Using the data below, repeat all of it precisely.
***
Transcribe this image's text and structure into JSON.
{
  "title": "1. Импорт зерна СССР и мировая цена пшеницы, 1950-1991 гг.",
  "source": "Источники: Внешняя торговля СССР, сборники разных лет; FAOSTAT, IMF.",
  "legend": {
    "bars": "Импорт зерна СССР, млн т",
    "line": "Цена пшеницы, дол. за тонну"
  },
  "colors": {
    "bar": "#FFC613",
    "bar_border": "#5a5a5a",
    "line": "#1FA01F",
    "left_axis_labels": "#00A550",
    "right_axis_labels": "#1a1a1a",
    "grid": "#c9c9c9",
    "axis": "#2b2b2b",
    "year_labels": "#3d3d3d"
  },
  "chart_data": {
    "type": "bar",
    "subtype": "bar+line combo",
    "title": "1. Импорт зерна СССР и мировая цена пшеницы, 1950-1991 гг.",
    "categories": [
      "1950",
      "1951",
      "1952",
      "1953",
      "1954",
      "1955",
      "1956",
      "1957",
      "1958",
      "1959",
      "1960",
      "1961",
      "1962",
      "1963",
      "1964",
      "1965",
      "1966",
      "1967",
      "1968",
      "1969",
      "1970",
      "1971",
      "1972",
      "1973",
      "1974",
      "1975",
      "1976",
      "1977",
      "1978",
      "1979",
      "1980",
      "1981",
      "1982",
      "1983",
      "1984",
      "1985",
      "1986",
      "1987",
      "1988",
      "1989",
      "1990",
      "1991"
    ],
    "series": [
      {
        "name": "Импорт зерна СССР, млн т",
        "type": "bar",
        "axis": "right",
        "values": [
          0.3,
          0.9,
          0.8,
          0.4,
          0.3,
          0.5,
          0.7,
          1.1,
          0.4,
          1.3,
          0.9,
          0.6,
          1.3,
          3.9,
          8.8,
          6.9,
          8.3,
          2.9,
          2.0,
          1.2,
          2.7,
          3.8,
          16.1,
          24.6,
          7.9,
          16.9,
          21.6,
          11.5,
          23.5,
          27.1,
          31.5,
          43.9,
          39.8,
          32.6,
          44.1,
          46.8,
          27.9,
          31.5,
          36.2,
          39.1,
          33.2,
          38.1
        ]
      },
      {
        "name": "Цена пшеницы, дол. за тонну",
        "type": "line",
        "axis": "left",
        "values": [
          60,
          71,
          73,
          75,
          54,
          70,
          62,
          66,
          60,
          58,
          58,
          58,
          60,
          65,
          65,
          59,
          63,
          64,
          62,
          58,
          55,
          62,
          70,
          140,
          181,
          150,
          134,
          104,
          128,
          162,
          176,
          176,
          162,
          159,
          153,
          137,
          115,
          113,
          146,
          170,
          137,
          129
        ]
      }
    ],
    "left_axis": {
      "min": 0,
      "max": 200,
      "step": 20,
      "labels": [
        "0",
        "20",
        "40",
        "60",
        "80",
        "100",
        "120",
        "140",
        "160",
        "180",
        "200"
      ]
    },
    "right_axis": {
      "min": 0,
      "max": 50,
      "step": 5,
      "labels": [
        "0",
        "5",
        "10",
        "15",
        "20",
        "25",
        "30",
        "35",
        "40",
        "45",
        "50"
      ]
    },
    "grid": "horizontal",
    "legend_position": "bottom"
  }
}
***
- **Solution for this exercise**:
Transcribe this image's text and structure into JSON.
{
  "title": "1. Импорт зерна СССР и мировая цена пшеницы, 1950-1991 гг.",
  "source": "Источники: Внешняя торговля СССР, сборники разных лет; FAOSTAT, IMF.",
  "legend": {
    "bars": "Импорт зерна СССР, млн т",
    "line": "Цена пшеницы, дол. за тонну"
  },
  "colors": {
    "bar": "#FFC613",
    "bar_border": "#5a5a5a",
    "line": "#1FA01F",
    "left_axis_labels": "#00A550",
    "right_axis_labels": "#1a1a1a",
    "grid": "#c9c9c9",
    "axis": "#2b2b2b",
    "year_labels": "#3d3d3d"
  },
  "chart_data": {
    "type": "bar",
    "subtype": "bar+line combo",
    "title": "1. Импорт зерна СССР и мировая цена пшеницы, 1950-1991 гг.",
    "categories": [
      "1950",
      "1951",
      "1952",
      "1953",
      "1954",
      "1955",
      "1956",
      "1957",
      "1958",
      "1959",
      "1960",
      "1961",
      "1962",
      "1963",
      "1964",
      "1965",
      "1966",
      "1967",
      "1968",
      "1969",
      "1970",
      "1971",
      "1972",
      "1973",
      "1974",
      "1975",
      "1976",
      "1977",
      "1978",
      "1979",
      "1980",
      "1981",
      "1982",
      "1983",
      "1984",
      "1985",
      "1986",
      "1987",
      "1988",
      "1989",
      "1990",
      "1991"
    ],
    "series": [
      {
        "name": "Импорт зерна СССР, млн т",
        "type": "bar",
        "axis": "right",
        "values": [
          0.3,
          0.9,
          0.8,
          0.4,
          0.3,
          0.5,
          0.7,
          1.1,
          0.4,
          1.3,
          0.9,
          0.6,
          1.3,
          3.9,
          8.8,
          6.9,
          8.3,
          2.9,
          2.0,
          1.2,
          2.7,
          3.8,
          16.1,
          24.6,
          7.9,
          16.9,
          21.6,
          11.5,
          23.5,
          27.1,
          31.5,
          43.9,
          39.8,
          32.6,
          44.1,
          46.8,
          27.9,
          31.5,
          36.2,
          39.1,
          33.2,
          38.1
        ]
      },
      {
        "name": "Цена пшеницы, дол. за тонну",
        "type": "line",
        "axis": "left",
        "values": [
          60,
          71,
          73,
          75,
          54,
          70,
          62,
          66,
          60,
          58,
          58,
          58,
          60,
          65,
          65,
          59,
          63,
          64,
          62,
          58,
          55,
          62,
          70,
          140,
          181,
          150,
          134,
          104,
          128,
          162,
          176,
          176,
          162,
          159,
          153,
          137,
          115,
          113,
          146,
          170,
          137,
          129
        ]
      }
    ],
    "left_axis": {
      "min": 0,
      "max": 200,
      "step": 20,
      "labels": [
        "0",
        "20",
        "40",
        "60",
        "80",
        "100",
        "120",
        "140",
        "160",
        "180",
        "200"
      ]
    },
    "right_axis": {
      "min": 0,
      "max": 50,
      "step": 5,
      "labels": [
        "0",
        "5",
        "10",
        "15",
        "20",
        "25",
        "30",
        "35",
        "40",
        "45",
        "50"
      ]
    },
    "grid": "horizontal",
    "legend_position": "bottom"
  }
}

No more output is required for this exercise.